■ **Exercise instructions**
Copy the following lines exactly as they appear in the items, leaving out the pictures.

■ **Data for processing**
:::
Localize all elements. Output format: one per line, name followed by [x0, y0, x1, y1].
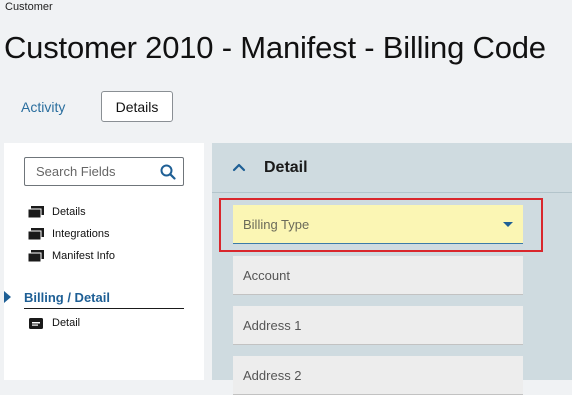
field-label: Address 2	[243, 367, 302, 383]
billing-type-dropdown[interactable]: Billing Type	[233, 205, 523, 244]
sidebar: Details Integrations Manifest Info Billi…	[4, 143, 204, 380]
search-field-box[interactable]	[24, 157, 184, 186]
field-label: Billing Type	[243, 216, 310, 232]
page-title: Customer 2010 - Manifest - Billing Code	[4, 30, 546, 65]
sidebar-section-billing-detail[interactable]: Billing / Detail	[24, 290, 110, 305]
sidebar-item-label: Manifest Info	[52, 250, 115, 262]
address-2-field[interactable]: Address 2	[233, 356, 523, 395]
panel-title: Detail	[264, 159, 308, 176]
chevron-up-icon[interactable]	[232, 161, 246, 173]
stack-icon	[28, 250, 44, 262]
sidebar-item-manifest-info[interactable]: Manifest Info	[28, 250, 115, 262]
detail-panel: Detail Billing Type Account Address 1 Ad…	[212, 143, 572, 395]
section-divider	[24, 308, 184, 309]
sidebar-item-detail[interactable]: Detail	[29, 317, 80, 329]
stack-icon	[28, 228, 44, 240]
tab-activity[interactable]: Activity	[21, 99, 65, 115]
stack-icon	[28, 206, 44, 218]
tab-details[interactable]: Details	[101, 91, 173, 122]
sidebar-item-integrations[interactable]: Integrations	[28, 228, 109, 240]
account-field[interactable]: Account	[233, 256, 523, 295]
sidebar-item-details[interactable]: Details	[28, 206, 86, 218]
search-input[interactable]	[34, 163, 159, 180]
breadcrumb[interactable]: Customer	[5, 1, 53, 13]
panel-header: Detail	[212, 143, 572, 193]
field-label: Account	[243, 267, 290, 283]
sidebar-item-label: Integrations	[52, 228, 110, 240]
sidebar-item-label: Details	[52, 206, 86, 218]
active-section-marker	[4, 291, 11, 303]
sidebar-item-label: Detail	[52, 317, 81, 329]
address-1-field[interactable]: Address 1	[233, 306, 523, 345]
field-label: Address 1	[243, 317, 302, 333]
search-icon[interactable]	[159, 163, 177, 181]
caret-down-icon[interactable]	[503, 222, 513, 227]
card-icon	[29, 317, 43, 329]
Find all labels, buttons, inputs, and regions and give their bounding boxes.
:::
■ **Response**
Localize all elements. Output format: one per line, name followed by [x0, y0, x1, y1].
field-label: Address 2	[243, 367, 302, 383]
billing-type-dropdown[interactable]: Billing Type	[233, 205, 523, 244]
sidebar: Details Integrations Manifest Info Billi…	[4, 143, 204, 380]
search-field-box[interactable]	[24, 157, 184, 186]
field-label: Billing Type	[243, 216, 310, 232]
page-title: Customer 2010 - Manifest - Billing Code	[4, 30, 546, 65]
sidebar-section-billing-detail[interactable]: Billing / Detail	[24, 290, 110, 305]
sidebar-item-label: Manifest Info	[52, 250, 115, 262]
address-2-field[interactable]: Address 2	[233, 356, 523, 395]
panel-title: Detail	[264, 159, 308, 176]
chevron-up-icon[interactable]	[232, 161, 246, 173]
stack-icon	[28, 250, 44, 262]
sidebar-item-manifest-info[interactable]: Manifest Info	[28, 250, 115, 262]
detail-panel: Detail Billing Type Account Address 1 Ad…	[212, 143, 572, 395]
section-divider	[24, 308, 184, 309]
sidebar-item-detail[interactable]: Detail	[29, 317, 80, 329]
stack-icon	[28, 228, 44, 240]
tab-activity[interactable]: Activity	[21, 99, 65, 115]
stack-icon	[28, 206, 44, 218]
tab-details[interactable]: Details	[101, 91, 173, 122]
sidebar-item-integrations[interactable]: Integrations	[28, 228, 109, 240]
account-field[interactable]: Account	[233, 256, 523, 295]
sidebar-item-details[interactable]: Details	[28, 206, 86, 218]
search-input[interactable]	[34, 163, 159, 180]
breadcrumb[interactable]: Customer	[5, 1, 53, 13]
panel-header: Detail	[212, 143, 572, 193]
field-label: Account	[243, 267, 290, 283]
sidebar-item-label: Integrations	[52, 228, 110, 240]
sidebar-item-label: Details	[52, 206, 86, 218]
active-section-marker	[4, 291, 11, 303]
sidebar-item-label: Detail	[52, 317, 81, 329]
address-1-field[interactable]: Address 1	[233, 306, 523, 345]
field-label: Address 1	[243, 317, 302, 333]
search-icon[interactable]	[159, 163, 177, 181]
caret-down-icon[interactable]	[503, 222, 513, 227]
card-icon	[29, 317, 43, 329]
Find all labels, buttons, inputs, and regions and give their bounding boxes.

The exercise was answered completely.